> Brano scelto
• • •

L’Imperatore Giustiniano, dopo essersi
presentato e dopo aver affermato che,
sotto l’ispirazione divina, si dedicò
"all’alto lavoro" (Corpus
iuris) affidando il comando
dell’esercito al generale Belisario,
celebra l’Aquila, (simbolo
dell’Impero romano e poi cristiano),
che campeggia fin dall’inizio in primo
piano nelle vicende storiche, dominate
dai disegni provvidenziali di Dio; si sa
che in Dante pensiero politico e
religioso non vanno mai separati, anche
se il tema politico, in questo canto, è
trattato soprattutto con uno spirito
teologico, che permette di trascendere
le pure vicende della cronaca come
afferma il Sapegno. Infatti a Dante
interessa non tanto la storia di Roma
quanto la "translatio Imperii",
il trasferimento dell’Impero la sua
continuazione sia da Cesare a Tito, sia
da Tito a Giustiniano e da questi a
Carlo Magno e ai successori, fino a
Federico II e Arrigo settimo. Le varie
figure, mediante le quali opera il segno
dell’Aquila, prima dei re, poi degli
Imperatori (puris strumenti), Cesare,
che prende in mano l’insegna
dell’Aquila per volere del popolo
romano; Ottaviano, che portando
l’Aquila fino alle rive del Mar Rosso,
stabilì la pace nel mondo; Tiberio,
sotto il quale fu mandato a morte Gesù
ed ancora Tito, che fece giustizia di
questo fatto, con la distruzione di
Gerusalemme dove era avvenuta la
crocifissione.

• • •

> Voci del dataset
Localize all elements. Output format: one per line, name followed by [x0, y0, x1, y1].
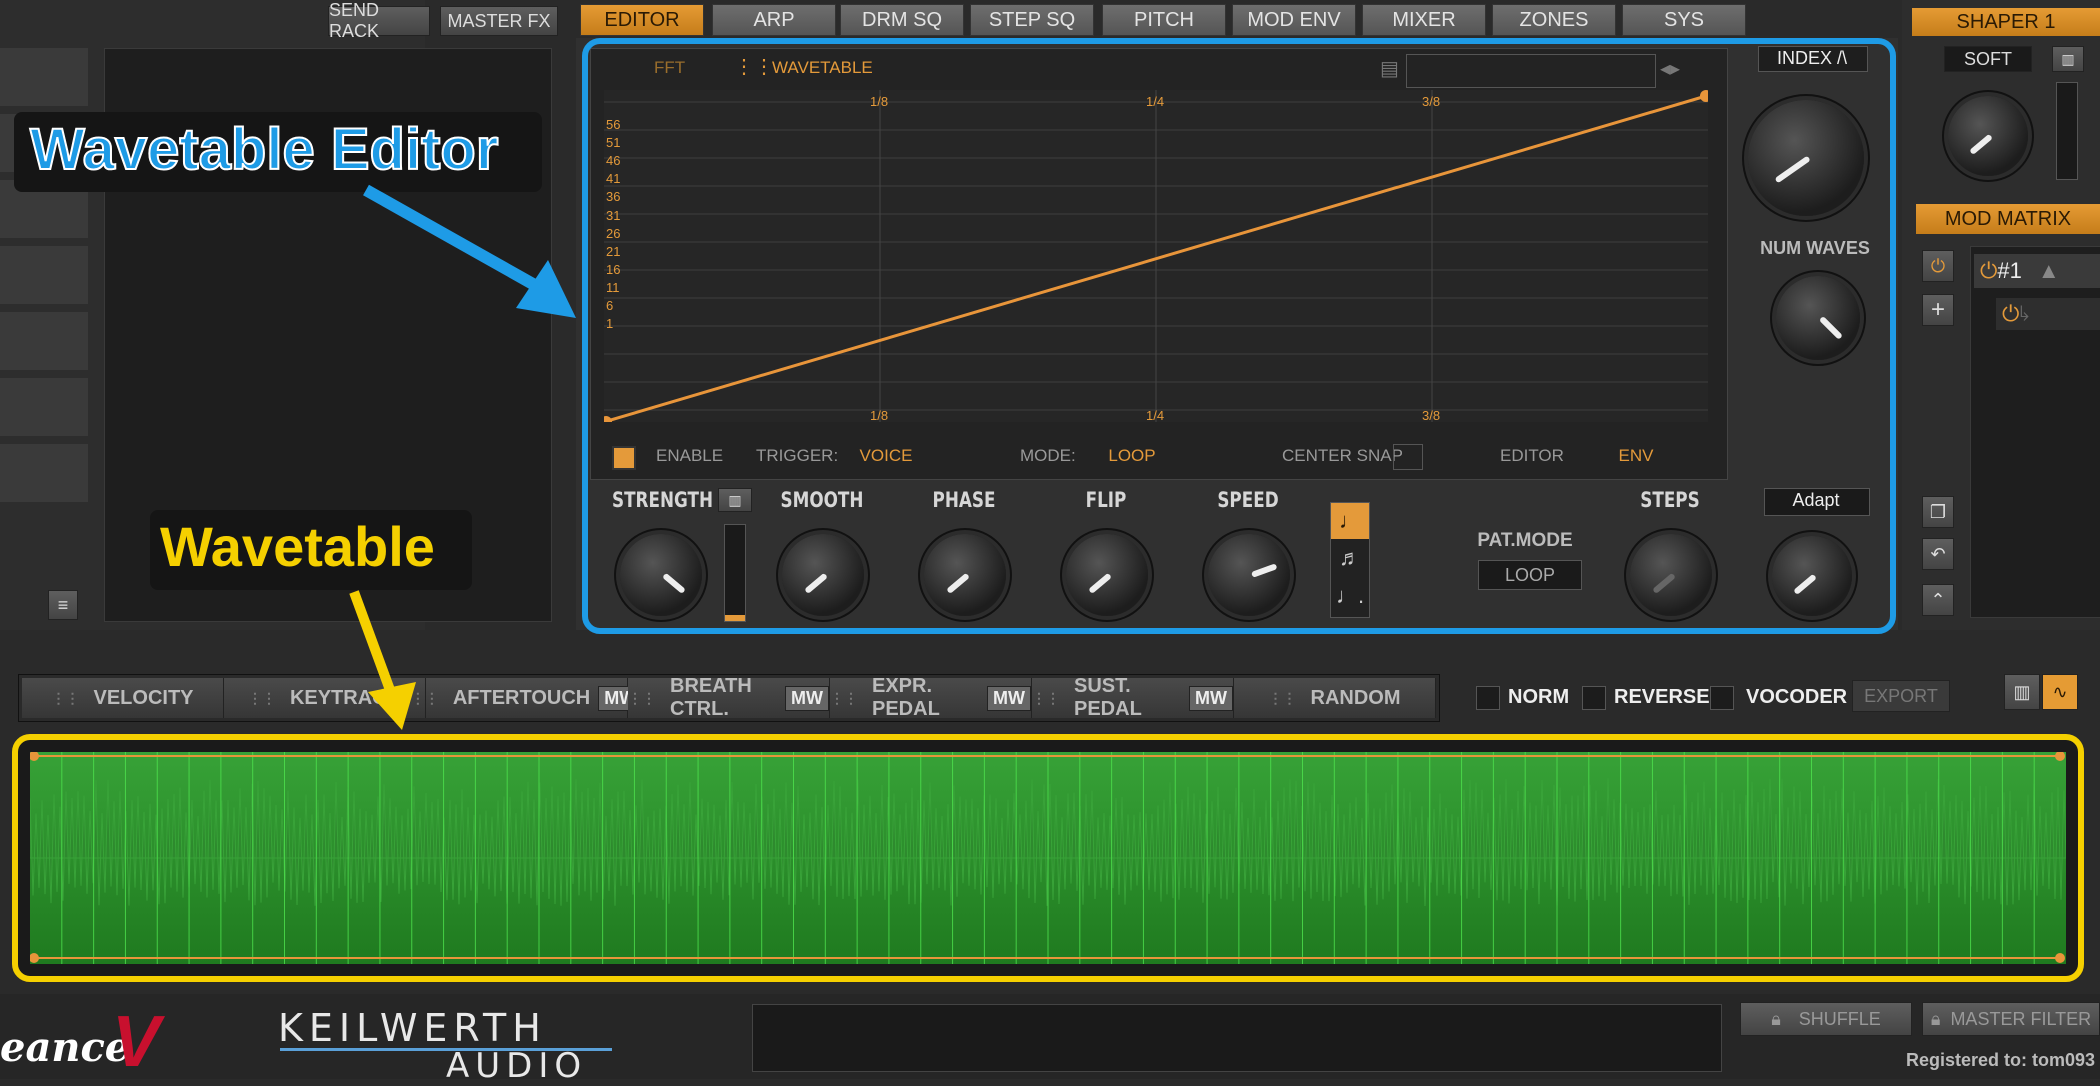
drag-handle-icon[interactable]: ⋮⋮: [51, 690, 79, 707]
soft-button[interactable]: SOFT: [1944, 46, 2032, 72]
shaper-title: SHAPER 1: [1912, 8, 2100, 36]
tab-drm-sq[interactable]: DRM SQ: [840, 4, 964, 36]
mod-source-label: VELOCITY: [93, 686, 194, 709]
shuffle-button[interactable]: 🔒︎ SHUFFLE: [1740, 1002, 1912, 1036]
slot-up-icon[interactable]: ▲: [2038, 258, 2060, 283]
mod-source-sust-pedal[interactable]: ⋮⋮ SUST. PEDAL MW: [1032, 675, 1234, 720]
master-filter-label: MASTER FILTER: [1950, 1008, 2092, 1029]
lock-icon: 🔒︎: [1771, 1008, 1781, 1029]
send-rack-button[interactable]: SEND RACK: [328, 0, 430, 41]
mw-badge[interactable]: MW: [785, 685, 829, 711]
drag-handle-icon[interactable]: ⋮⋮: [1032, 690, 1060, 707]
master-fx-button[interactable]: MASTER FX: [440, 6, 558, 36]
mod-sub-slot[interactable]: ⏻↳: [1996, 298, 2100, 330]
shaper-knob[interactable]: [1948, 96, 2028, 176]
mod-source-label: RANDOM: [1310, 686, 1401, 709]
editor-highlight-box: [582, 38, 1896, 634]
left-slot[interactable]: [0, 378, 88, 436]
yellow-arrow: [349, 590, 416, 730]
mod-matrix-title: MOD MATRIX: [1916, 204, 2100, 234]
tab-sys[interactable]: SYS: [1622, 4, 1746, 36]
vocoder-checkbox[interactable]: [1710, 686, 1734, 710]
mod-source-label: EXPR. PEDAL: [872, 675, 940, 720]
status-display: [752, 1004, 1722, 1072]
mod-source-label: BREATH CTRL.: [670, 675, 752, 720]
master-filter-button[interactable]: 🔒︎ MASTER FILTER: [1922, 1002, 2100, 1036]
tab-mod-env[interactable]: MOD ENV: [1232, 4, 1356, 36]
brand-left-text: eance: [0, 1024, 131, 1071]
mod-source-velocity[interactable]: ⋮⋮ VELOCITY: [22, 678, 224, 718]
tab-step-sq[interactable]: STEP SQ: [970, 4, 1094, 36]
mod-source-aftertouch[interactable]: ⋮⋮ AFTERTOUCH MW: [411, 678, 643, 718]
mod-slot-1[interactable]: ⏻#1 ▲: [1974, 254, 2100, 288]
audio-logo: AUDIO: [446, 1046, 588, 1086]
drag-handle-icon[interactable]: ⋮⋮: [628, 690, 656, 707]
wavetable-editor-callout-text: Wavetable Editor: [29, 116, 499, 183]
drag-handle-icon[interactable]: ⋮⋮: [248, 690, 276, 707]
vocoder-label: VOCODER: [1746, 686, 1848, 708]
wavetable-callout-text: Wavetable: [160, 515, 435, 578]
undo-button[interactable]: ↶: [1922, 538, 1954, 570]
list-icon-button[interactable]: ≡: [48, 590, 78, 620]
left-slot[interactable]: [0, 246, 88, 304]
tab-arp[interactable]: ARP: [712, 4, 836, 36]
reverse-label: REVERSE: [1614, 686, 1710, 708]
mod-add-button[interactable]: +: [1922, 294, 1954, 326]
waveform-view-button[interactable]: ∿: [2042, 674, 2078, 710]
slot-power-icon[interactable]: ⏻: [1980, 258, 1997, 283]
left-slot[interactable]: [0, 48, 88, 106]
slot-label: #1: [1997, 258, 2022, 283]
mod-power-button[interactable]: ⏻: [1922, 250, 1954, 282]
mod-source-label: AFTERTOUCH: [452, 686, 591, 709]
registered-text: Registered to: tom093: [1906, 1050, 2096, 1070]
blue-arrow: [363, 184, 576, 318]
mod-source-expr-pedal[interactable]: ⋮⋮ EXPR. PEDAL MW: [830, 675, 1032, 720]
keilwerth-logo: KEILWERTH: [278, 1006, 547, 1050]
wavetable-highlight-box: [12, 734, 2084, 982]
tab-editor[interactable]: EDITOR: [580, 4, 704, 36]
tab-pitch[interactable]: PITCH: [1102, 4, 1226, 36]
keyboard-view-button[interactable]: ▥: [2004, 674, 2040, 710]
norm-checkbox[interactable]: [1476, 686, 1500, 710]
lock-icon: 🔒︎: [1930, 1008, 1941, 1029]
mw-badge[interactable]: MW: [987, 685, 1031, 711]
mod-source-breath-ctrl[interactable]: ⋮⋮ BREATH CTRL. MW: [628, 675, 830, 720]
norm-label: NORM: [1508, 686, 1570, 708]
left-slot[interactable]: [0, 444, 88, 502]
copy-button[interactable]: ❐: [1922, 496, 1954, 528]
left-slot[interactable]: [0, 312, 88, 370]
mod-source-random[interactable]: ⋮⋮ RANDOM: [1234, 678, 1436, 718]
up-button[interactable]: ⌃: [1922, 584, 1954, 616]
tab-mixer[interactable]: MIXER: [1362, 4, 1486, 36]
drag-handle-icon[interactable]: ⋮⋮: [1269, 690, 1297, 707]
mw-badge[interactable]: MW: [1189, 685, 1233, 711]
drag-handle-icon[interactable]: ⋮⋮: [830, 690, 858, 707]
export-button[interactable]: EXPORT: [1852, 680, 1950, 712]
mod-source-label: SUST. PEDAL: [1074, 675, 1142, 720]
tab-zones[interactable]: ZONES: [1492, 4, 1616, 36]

• • •

> Consegna
Nel brano sul canto dantesco di Giustiniano, a chi affida l'imperatore il comando dell'esercito?

> Risultato
Al generale Belisario.